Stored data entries

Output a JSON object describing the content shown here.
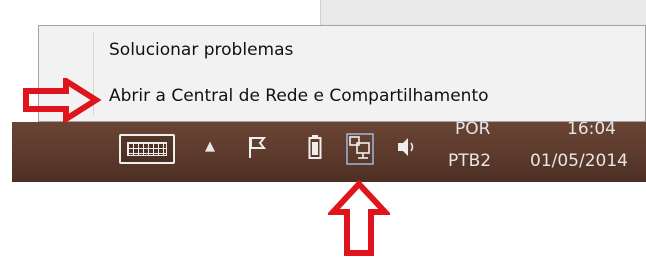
{
  "context_menu": {
    "items": [
      {
        "label": "Solucionar problemas"
      },
      {
        "label": "Abrir a Central de Rede e Compartilhamento"
      }
    ]
  },
  "tray": {
    "icons": [
      "keyboard-icon",
      "chevron-up-icon",
      "flag-icon",
      "battery-icon",
      "network-icon",
      "speaker-icon"
    ],
    "language": "POR",
    "keyboard_layout": "PTB2",
    "time": "16:04",
    "date": "01/05/2014"
  },
  "annotations": {
    "arrow_color": "#e0141c"
  },
  "colors": {
    "taskbar": "#5c3a2c",
    "menu_background": "#f2f2f2"
  }
}
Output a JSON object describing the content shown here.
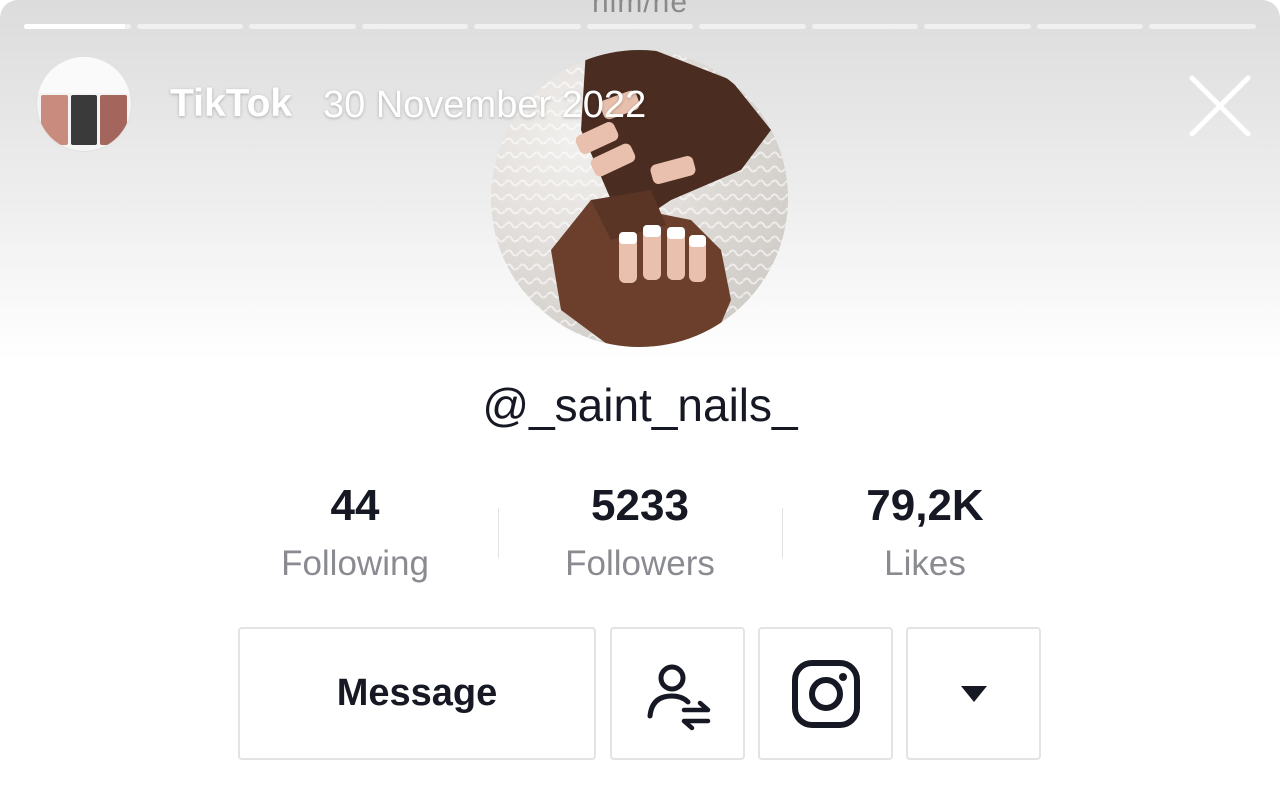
{
  "story": {
    "pronoun_text": "him/he",
    "progress_segments": 11,
    "active_segment_progress": 0.95,
    "source_title": "TikTok",
    "date": "30 November 2022",
    "close_icon": "close-icon"
  },
  "profile": {
    "username": "@_saint_nails_",
    "stats": [
      {
        "value": "44",
        "label": "Following"
      },
      {
        "value": "5233",
        "label": "Followers"
      },
      {
        "value": "79,2K",
        "label": "Likes"
      }
    ]
  },
  "actions": {
    "message_label": "Message",
    "follow_suggest_icon": "add-friends-swap-icon",
    "instagram_icon": "instagram-icon",
    "more_icon": "caret-down-icon"
  },
  "colors": {
    "text_primary": "#161823",
    "text_secondary": "#8a8b91",
    "border": "#e3e3e4"
  }
}
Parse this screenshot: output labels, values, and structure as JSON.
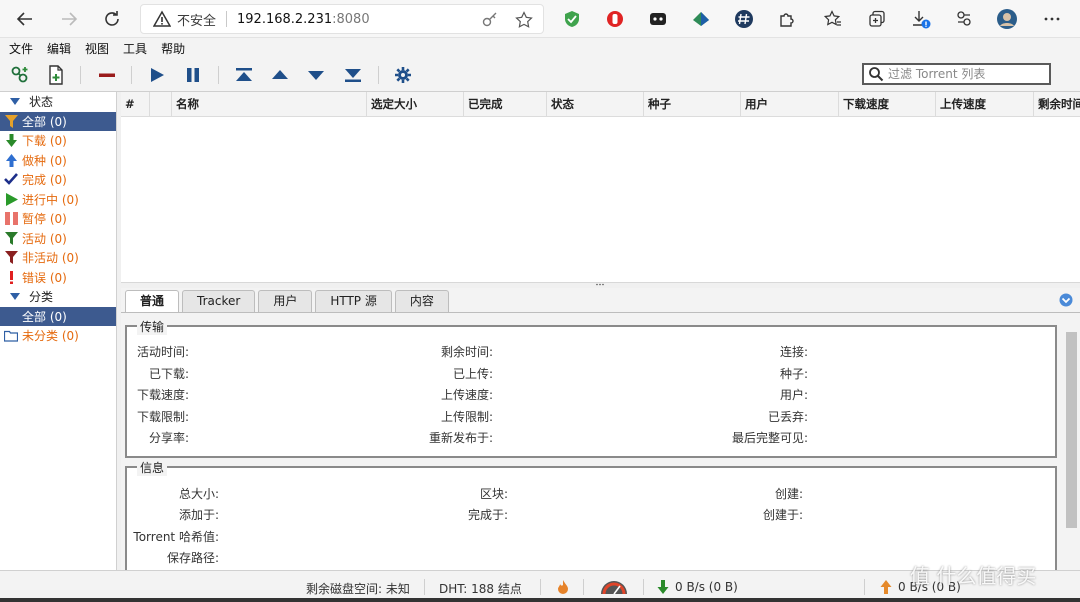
{
  "browser": {
    "insecure_label": "不安全",
    "url_host": "192.168.2.231",
    "url_port": ":8080"
  },
  "menu": [
    "文件",
    "编辑",
    "视图",
    "工具",
    "帮助"
  ],
  "toolbar": {
    "filter_placeholder": "过滤 Torrent 列表"
  },
  "sidebar": {
    "status_header": "状态",
    "status_items": [
      {
        "label": "全部 (0)",
        "icon": "filter-icon",
        "color": "#e56a0e"
      },
      {
        "label": "下载 (0)",
        "icon": "download-arrow-icon",
        "color": "#2a8a2a"
      },
      {
        "label": "做种 (0)",
        "icon": "upload-arrow-icon",
        "color": "#2f6fd0"
      },
      {
        "label": "完成 (0)",
        "icon": "checkmark-icon",
        "color": "#1d2f8a"
      },
      {
        "label": "进行中 (0)",
        "icon": "play-icon",
        "color": "#2a9a2a"
      },
      {
        "label": "暂停 (0)",
        "icon": "pause-icon",
        "color": "#e8736b"
      },
      {
        "label": "活动 (0)",
        "icon": "filter-icon",
        "color": "#2a7a2a"
      },
      {
        "label": "非活动 (0)",
        "icon": "filter-icon",
        "color": "#8a2020"
      },
      {
        "label": "错误 (0)",
        "icon": "exclamation-icon",
        "color": "#e02020"
      }
    ],
    "category_header": "分类",
    "category_items": [
      {
        "label": "全部 (0)"
      },
      {
        "label": "未分类 (0)"
      }
    ]
  },
  "table": {
    "columns": [
      "#",
      "",
      "名称",
      "选定大小",
      "已完成",
      "状态",
      "种子",
      "用户",
      "下载速度",
      "上传速度",
      "剩余时间"
    ]
  },
  "details": {
    "tabs": [
      "普通",
      "Tracker",
      "用户",
      "HTTP 源",
      "内容"
    ],
    "transfer": {
      "legend": "传输",
      "col1": [
        "活动时间:",
        "已下载:",
        "下载速度:",
        "下载限制:",
        "分享率:"
      ],
      "col2": [
        "剩余时间:",
        "已上传:",
        "上传速度:",
        "上传限制:",
        "重新发布于:"
      ],
      "col3": [
        "连接:",
        "种子:",
        "用户:",
        "已丢弃:",
        "最后完整可见:"
      ]
    },
    "info": {
      "legend": "信息",
      "col1": [
        "总大小:",
        "添加于:",
        "Torrent 哈希值:",
        "保存路径:"
      ],
      "col2": [
        "区块:",
        "完成于:"
      ],
      "col3": [
        "创建:",
        "创建于:"
      ]
    }
  },
  "status": {
    "free_space": "剩余磁盘空间: 未知",
    "dht": "DHT: 188 结点",
    "download": "0 B/s (0 B)",
    "upload": "0 B/s (0 B)"
  },
  "watermark": "值 什么值得买"
}
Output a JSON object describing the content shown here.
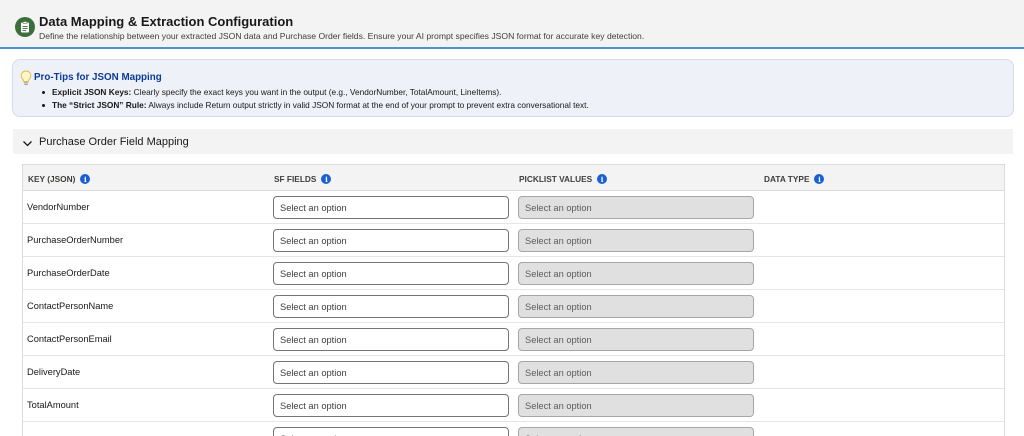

### Aim of the task
Without including the pictures, return each record above exactly as it stands.

### Response
Output a JSON object describing the content shown here.
{
  "context_menu": {
    "items": [
      {
        "label": "Solucionar problemas"
      },
      {
        "label": "Abrir a Central de Rede e Compartilhamento"
      }
    ]
  },
  "tray": {
    "icons": [
      "keyboard-icon",
      "chevron-up-icon",
      "flag-icon",
      "battery-icon",
      "network-icon",
      "speaker-icon"
    ],
    "language": "POR",
    "keyboard_layout": "PTB2",
    "time": "16:04",
    "date": "01/05/2014"
  },
  "annotations": {
    "arrow_color": "#e0141c"
  },
  "colors": {
    "taskbar": "#5c3a2c",
    "menu_background": "#f2f2f2"
  }
}
Output a JSON object describing the content shown here.
{
  "story": {
    "pronoun_text": "him/he",
    "progress_segments": 11,
    "active_segment_progress": 0.95,
    "source_title": "TikTok",
    "date": "30 November 2022",
    "close_icon": "close-icon"
  },
  "profile": {
    "username": "@_saint_nails_",
    "stats": [
      {
        "value": "44",
        "label": "Following"
      },
      {
        "value": "5233",
        "label": "Followers"
      },
      {
        "value": "79,2K",
        "label": "Likes"
      }
    ]
  },
  "actions": {
    "message_label": "Message",
    "follow_suggest_icon": "add-friends-swap-icon",
    "instagram_icon": "instagram-icon",
    "more_icon": "caret-down-icon"
  },
  "colors": {
    "text_primary": "#161823",
    "text_secondary": "#8a8b91",
    "border": "#e3e3e4"
  }
}
Parse this screenshot: output labels, values, and structure as JSON.
{
  "browser": {
    "insecure_label": "不安全",
    "url_host": "192.168.2.231",
    "url_port": ":8080"
  },
  "menu": [
    "文件",
    "编辑",
    "视图",
    "工具",
    "帮助"
  ],
  "toolbar": {
    "filter_placeholder": "过滤 Torrent 列表"
  },
  "sidebar": {
    "status_header": "状态",
    "status_items": [
      {
        "label": "全部 (0)",
        "icon": "filter-icon",
        "color": "#e56a0e"
      },
      {
        "label": "下载 (0)",
        "icon": "download-arrow-icon",
        "color": "#2a8a2a"
      },
      {
        "label": "做种 (0)",
        "icon": "upload-arrow-icon",
        "color": "#2f6fd0"
      },
      {
        "label": "完成 (0)",
        "icon": "checkmark-icon",
        "color": "#1d2f8a"
      },
      {
        "label": "进行中 (0)",
        "icon": "play-icon",
        "color": "#2a9a2a"
      },
      {
        "label": "暂停 (0)",
        "icon": "pause-icon",
        "color": "#e8736b"
      },
      {
        "label": "活动 (0)",
        "icon": "filter-icon",
        "color": "#2a7a2a"
      },
      {
        "label": "非活动 (0)",
        "icon": "filter-icon",
        "color": "#8a2020"
      },
      {
        "label": "错误 (0)",
        "icon": "exclamation-icon",
        "color": "#e02020"
      }
    ],
    "category_header": "分类",
    "category_items": [
      {
        "label": "全部 (0)"
      },
      {
        "label": "未分类 (0)"
      }
    ]
  },
  "table": {
    "columns": [
      "#",
      "",
      "名称",
      "选定大小",
      "已完成",
      "状态",
      "种子",
      "用户",
      "下载速度",
      "上传速度",
      "剩余时间"
    ]
  },
  "details": {
    "tabs": [
      "普通",
      "Tracker",
      "用户",
      "HTTP 源",
      "内容"
    ],
    "transfer": {
      "legend": "传输",
      "col1": [
        "活动时间:",
        "已下载:",
        "下载速度:",
        "下载限制:",
        "分享率:"
      ],
      "col2": [
        "剩余时间:",
        "已上传:",
        "上传速度:",
        "上传限制:",
        "重新发布于:"
      ],
      "col3": [
        "连接:",
        "种子:",
        "用户:",
        "已丢弃:",
        "最后完整可见:"
      ]
    },
    "info": {
      "legend": "信息",
      "col1": [
        "总大小:",
        "添加于:",
        "Torrent 哈希值:",
        "保存路径:"
      ],
      "col2": [
        "区块:",
        "完成于:"
      ],
      "col3": [
        "创建:",
        "创建于:"
      ]
    }
  },
  "status": {
    "free_space": "剩余磁盘空间: 未知",
    "dht": "DHT: 188 结点",
    "download": "0 B/s (0 B)",
    "upload": "0 B/s (0 B)"
  },
  "watermark": "值 什么值得买"
}
Output a JSON object describing the content shown here.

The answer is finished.